# Objective
All lines featuring the string "trupele" are to be listed.
-- START Information given --
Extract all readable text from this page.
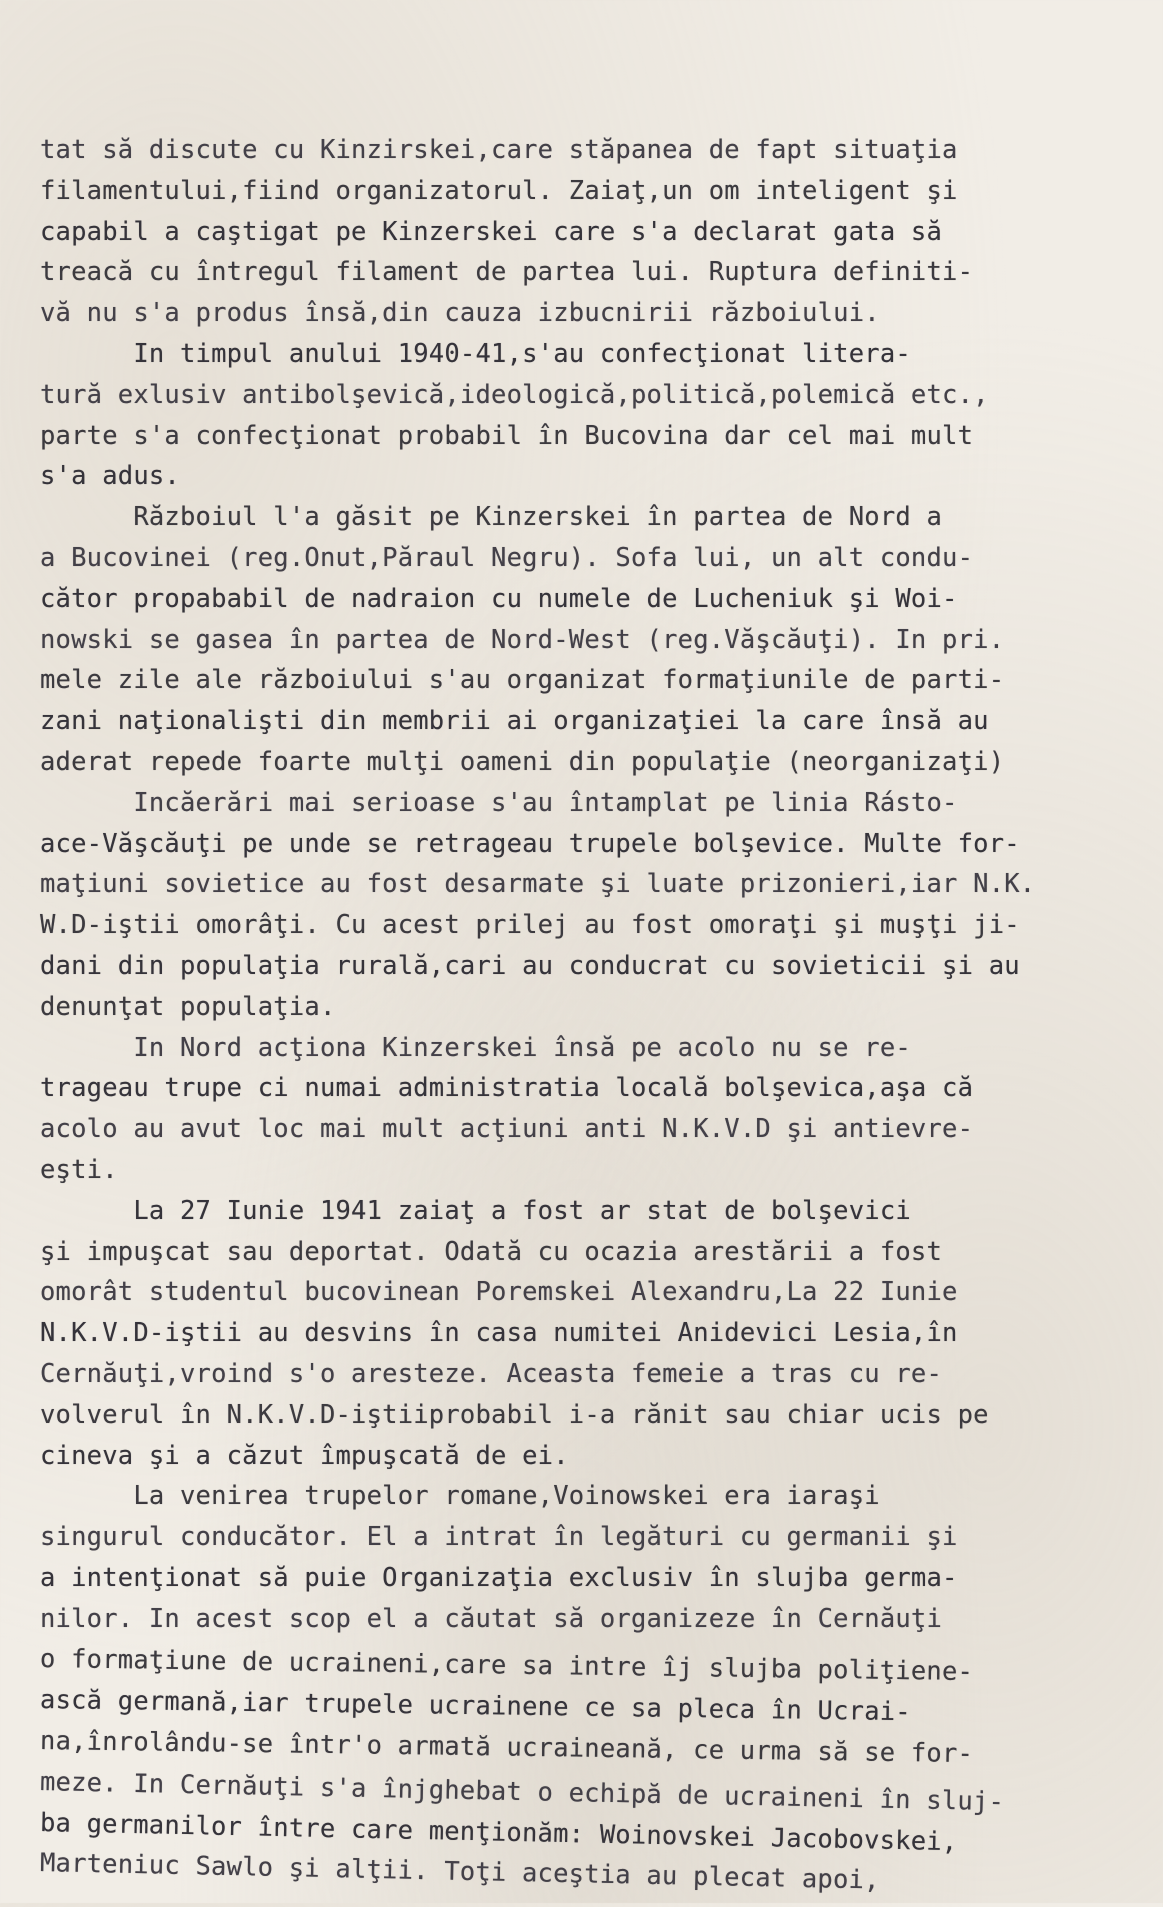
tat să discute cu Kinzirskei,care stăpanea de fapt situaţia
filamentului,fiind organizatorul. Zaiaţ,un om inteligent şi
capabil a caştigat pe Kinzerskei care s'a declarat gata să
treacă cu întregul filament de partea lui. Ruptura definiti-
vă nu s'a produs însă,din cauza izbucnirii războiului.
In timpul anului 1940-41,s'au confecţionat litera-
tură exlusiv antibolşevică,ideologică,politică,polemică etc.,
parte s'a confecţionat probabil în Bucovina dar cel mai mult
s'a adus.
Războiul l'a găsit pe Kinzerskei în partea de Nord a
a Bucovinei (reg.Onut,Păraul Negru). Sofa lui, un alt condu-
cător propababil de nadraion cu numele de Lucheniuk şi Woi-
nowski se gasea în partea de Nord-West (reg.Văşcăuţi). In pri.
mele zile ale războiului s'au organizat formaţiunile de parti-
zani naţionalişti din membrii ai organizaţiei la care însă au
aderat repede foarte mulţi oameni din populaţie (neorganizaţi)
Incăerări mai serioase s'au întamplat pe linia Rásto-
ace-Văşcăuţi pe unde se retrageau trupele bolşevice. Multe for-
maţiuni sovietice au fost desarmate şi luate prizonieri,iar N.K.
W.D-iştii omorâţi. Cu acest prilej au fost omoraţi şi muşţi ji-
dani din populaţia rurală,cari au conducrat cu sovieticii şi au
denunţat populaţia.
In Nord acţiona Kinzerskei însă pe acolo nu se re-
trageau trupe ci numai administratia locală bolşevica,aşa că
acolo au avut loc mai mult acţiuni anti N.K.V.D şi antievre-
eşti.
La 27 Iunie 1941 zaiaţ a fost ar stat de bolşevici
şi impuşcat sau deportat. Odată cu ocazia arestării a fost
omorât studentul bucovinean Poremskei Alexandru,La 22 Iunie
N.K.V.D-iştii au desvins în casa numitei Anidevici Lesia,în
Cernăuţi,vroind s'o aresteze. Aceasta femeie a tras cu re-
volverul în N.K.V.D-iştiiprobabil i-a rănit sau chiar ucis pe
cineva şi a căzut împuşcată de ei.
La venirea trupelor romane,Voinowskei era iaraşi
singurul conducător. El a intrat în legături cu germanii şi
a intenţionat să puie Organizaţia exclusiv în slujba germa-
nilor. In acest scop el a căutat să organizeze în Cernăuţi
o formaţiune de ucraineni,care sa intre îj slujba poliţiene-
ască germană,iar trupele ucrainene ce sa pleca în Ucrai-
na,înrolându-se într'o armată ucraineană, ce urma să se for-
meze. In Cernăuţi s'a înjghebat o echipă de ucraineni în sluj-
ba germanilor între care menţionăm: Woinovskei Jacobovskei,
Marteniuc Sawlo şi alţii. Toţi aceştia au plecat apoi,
-- END Information given --
-- START Information given --
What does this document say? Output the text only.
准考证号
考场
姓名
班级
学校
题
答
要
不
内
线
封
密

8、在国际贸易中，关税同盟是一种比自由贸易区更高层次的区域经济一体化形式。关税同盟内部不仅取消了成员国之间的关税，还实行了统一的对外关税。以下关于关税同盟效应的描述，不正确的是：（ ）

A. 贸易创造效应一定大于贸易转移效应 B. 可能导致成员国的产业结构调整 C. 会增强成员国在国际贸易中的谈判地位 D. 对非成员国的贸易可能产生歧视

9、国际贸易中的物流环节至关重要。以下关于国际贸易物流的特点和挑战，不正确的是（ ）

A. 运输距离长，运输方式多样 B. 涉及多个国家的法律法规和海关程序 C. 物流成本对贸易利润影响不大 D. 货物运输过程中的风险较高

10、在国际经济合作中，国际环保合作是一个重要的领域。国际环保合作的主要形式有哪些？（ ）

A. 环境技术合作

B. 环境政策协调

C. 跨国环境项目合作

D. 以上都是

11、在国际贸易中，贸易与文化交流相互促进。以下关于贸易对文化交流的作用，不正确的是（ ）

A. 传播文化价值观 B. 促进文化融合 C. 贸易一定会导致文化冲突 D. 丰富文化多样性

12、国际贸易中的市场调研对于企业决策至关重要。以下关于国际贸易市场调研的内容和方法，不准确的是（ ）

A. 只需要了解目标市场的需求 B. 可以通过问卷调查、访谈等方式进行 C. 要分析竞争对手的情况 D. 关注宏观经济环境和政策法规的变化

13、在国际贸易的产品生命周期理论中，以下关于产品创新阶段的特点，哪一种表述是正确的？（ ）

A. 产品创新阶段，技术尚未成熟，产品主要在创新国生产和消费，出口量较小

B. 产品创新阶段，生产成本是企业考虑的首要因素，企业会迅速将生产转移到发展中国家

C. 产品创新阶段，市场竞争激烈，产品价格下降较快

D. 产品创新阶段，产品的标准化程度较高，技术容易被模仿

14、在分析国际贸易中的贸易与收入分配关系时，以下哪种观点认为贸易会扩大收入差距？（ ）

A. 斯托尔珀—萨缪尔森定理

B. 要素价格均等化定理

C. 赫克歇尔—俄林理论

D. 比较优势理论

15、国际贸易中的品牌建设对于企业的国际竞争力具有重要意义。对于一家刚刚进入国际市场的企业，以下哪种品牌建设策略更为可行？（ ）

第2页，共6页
-- END Information given --
# Written solution
ace-Văşcăuţi pe unde se retrageau trupele bolşevice. Multe for-
ască germană,iar trupele ucrainene ce sa pleca în Ucrai-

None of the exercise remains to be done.